# EXERCISE SET
[1] Return the portion of the Mirko Bruccini profile starting at "Senior career*" and ending at "Mantova / 14 / (0)".
[2] In the Mirko Bruccini profile's senior career list, which clubs show 0 goals?
[3] Extend the Mirko Bruccini profile beyond its final sentence.

Mirko Bruccini

Personal information
- Date of birth: 18 January 1986 (age 39)
- Place of birth: La Spezia, Italy
- Height: 1.83 m (6 ft 0 in)
- Position(s): Midfielder

Team information
- Current team: USD Fezzanese

Youth career
- 0000–2005: Spezia

Senior career*
- Years: Team / Apps / (Gls)
- 2005–2007: Spezia / 12 / (0)
- 2007–2008: Castelnuovo / 33 / (4)
- 2008–2014: Pro Patria / 153 / (15)
- 2014: Cremonese / 12 / (0)
- 2014–2016: Reggiana / 58 / (9)
- 2016–2017: Lucchese / 40 / (6)
- 2017–2021: Cosenza / 107 / (18)
- 2021–2022: Alessandria / 23 / (1)
- 2022: Mantova / 14 / (0)
- 2022–2023: Franciacorta / 28 / (3)
- 2023–: USD Fezzanese / 4 / (0)

= Mirko Bruccini =

Italian footballer

Mirko Bruccini (born 18 January 1986) is an Italian footballer who plays for Serie D club USD Fezzanese.

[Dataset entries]
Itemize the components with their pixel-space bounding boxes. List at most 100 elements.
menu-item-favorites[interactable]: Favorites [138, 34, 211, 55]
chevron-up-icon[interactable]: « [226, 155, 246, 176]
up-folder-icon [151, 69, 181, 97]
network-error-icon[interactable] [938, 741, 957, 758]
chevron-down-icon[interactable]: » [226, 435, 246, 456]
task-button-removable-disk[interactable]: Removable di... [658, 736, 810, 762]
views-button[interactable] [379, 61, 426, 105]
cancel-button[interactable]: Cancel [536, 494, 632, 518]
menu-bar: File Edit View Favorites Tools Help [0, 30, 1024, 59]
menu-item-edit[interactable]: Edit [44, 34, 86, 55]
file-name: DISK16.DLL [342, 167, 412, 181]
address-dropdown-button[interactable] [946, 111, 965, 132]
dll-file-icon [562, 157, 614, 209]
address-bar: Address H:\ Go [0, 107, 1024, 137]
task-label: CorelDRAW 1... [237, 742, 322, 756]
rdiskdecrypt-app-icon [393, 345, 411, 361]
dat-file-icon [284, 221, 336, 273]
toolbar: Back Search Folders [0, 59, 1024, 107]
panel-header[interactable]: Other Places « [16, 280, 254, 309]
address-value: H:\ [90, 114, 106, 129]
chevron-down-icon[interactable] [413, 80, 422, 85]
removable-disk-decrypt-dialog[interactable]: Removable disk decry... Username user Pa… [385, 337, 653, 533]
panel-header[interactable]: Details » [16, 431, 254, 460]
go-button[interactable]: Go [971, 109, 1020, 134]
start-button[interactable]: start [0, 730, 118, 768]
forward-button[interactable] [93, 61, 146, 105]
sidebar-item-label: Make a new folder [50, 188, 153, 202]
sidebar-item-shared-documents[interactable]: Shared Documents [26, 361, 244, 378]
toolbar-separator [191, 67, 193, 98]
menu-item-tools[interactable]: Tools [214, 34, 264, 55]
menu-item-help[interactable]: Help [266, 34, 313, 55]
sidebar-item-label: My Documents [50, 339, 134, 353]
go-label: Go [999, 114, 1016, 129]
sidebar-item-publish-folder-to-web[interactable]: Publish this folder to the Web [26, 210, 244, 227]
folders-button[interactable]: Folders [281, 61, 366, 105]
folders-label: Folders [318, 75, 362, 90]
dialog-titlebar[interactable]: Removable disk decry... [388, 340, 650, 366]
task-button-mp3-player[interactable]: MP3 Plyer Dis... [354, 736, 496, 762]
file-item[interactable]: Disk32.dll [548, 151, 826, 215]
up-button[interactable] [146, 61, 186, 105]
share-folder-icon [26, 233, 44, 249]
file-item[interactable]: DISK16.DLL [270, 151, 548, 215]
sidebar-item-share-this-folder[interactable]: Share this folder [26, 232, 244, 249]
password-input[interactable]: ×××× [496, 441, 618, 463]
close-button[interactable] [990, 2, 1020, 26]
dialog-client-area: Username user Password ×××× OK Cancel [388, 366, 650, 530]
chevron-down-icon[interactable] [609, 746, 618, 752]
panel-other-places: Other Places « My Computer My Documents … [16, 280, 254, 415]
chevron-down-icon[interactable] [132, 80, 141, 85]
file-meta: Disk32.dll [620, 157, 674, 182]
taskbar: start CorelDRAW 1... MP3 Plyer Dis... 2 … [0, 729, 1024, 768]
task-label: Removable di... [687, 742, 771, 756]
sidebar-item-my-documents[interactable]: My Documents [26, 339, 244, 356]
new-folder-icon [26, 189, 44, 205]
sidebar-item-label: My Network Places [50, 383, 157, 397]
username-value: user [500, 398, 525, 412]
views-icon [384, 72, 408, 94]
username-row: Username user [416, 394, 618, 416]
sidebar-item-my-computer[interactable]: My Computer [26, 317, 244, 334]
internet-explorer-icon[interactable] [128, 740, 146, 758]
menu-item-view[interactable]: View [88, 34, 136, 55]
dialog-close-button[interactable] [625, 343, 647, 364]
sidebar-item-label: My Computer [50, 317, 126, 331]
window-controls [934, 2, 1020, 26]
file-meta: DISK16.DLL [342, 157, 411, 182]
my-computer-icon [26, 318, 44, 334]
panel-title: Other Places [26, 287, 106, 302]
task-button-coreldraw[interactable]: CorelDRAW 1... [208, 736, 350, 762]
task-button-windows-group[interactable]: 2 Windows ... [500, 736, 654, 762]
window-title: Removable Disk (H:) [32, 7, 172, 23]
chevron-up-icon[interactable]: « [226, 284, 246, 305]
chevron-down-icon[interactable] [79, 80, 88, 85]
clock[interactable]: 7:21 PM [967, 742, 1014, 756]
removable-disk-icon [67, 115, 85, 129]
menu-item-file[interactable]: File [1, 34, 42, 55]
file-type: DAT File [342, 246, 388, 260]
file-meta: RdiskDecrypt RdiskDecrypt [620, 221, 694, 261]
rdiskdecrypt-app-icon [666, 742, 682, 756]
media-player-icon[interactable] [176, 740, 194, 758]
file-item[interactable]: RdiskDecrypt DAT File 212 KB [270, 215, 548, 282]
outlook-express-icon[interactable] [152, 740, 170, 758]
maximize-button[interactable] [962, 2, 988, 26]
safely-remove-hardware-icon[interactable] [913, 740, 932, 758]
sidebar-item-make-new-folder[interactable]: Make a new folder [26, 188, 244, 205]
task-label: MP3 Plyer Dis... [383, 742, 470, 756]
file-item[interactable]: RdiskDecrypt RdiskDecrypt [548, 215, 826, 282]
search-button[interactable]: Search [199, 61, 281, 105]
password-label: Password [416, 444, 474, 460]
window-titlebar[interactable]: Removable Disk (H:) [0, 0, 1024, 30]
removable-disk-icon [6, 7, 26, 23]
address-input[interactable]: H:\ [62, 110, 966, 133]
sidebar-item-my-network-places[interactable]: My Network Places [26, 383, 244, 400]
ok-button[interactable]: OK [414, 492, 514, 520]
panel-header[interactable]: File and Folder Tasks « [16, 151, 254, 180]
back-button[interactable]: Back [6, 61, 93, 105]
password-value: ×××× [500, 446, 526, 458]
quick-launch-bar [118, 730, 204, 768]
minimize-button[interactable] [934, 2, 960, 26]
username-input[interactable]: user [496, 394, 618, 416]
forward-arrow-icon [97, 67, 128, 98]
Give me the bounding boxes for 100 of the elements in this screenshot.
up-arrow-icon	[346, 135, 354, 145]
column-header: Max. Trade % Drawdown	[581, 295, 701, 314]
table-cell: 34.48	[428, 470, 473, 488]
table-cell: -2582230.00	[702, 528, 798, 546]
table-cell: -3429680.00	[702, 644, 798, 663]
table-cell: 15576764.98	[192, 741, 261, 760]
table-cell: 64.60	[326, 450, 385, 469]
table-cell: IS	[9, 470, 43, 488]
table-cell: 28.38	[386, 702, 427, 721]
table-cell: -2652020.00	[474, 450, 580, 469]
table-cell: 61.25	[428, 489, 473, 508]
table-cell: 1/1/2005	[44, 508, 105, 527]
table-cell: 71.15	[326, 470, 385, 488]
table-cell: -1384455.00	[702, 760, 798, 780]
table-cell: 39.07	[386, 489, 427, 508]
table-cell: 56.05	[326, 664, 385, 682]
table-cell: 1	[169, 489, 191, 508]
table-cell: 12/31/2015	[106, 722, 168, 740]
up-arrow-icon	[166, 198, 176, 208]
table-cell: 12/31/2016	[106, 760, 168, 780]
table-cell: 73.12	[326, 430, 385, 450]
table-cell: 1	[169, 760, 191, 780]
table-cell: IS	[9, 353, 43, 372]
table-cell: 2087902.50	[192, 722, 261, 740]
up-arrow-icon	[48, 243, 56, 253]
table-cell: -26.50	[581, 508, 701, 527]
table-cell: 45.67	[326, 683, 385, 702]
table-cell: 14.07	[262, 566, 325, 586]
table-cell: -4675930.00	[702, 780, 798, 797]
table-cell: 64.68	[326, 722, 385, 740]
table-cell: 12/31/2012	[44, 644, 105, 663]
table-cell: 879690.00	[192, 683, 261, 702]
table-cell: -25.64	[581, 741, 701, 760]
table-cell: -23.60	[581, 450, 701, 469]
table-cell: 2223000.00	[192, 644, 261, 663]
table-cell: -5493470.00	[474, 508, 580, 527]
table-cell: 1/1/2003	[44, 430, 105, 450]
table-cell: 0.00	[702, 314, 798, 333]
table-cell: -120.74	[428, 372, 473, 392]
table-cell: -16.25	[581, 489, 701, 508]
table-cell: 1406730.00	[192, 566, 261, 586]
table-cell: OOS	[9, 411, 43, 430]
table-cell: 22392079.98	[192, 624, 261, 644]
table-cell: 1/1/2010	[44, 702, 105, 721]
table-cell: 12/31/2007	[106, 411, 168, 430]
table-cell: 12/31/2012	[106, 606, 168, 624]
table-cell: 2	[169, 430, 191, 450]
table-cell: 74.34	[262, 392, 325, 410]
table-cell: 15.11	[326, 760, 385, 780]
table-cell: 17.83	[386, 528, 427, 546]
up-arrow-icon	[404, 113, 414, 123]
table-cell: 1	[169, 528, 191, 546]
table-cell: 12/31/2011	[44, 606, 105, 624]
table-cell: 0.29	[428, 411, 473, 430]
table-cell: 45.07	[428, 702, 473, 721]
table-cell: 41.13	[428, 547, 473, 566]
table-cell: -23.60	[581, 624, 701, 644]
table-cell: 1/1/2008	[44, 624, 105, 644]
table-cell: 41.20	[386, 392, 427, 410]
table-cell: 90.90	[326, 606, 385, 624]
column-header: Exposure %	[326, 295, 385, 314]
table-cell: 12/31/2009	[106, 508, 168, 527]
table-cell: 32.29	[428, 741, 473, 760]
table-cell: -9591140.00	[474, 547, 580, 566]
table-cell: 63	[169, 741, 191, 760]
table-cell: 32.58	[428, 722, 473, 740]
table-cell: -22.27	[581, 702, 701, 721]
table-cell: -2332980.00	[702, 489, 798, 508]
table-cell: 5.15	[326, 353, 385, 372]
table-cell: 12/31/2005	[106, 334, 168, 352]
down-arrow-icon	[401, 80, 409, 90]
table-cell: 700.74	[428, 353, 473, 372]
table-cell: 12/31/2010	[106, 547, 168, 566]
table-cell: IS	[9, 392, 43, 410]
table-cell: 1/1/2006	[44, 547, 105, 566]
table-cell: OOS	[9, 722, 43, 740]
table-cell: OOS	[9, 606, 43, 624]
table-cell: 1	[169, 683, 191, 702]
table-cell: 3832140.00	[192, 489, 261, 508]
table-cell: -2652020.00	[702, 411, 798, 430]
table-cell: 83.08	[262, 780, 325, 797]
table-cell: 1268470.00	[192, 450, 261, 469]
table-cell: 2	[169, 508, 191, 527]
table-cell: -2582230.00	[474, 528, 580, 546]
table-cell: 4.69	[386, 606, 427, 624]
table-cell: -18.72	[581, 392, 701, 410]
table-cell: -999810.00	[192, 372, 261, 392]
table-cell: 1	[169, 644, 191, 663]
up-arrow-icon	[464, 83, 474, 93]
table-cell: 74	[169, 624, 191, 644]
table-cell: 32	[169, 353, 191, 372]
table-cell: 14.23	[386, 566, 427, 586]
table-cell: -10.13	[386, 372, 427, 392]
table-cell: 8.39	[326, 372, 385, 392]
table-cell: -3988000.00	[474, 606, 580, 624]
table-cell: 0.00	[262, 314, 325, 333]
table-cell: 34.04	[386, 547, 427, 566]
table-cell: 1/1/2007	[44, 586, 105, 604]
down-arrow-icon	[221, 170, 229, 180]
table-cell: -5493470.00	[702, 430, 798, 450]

# RESPONSES PER TASK
[1]
Senior career*
- Years: Team / Apps / (Gls)
- 2005–2007: Spezia / 12 / (0)
- 2007–2008: Castelnuovo / 33 / (4)
- 2008–2014: Pro Patria / 153 / (15)
- 2014: Cremonese / 12 / (0)
- 2014–2016: Reggiana / 58 / (9)
- 2016–2017: Lucchese / 40 / (6)
- 2017–2021: Cosenza / 107 / (18)
- 2021–2022: Alessandria / 23 / (1)
- 2022: Mantova / 14 / (0)

[2] Spezia, Cremonese, Mantova, USD Fezzanese

[3]
==Biography==
Born in La Spezia, Liguria region, Bruccini started his career at hometown club Spezia. In August 2007 he was signed by Castelnuovo of Serie C2. In summer 2008 he left for Pro Patria. He remained with the club even the club was in financial trouble in 2009, which he spent almost 5 more seasons for the Lombard club.

On 3 January 2014 he was signed by Cremonese.

On 21 July 2014 Bruccini was signed by Reggiana.

On 7 January 2021 he moved to Alessandria.

On 31 January 2022, Bruccini signed with Mantova.

On 19 August 2022, he joined Serie D club Franciacorta.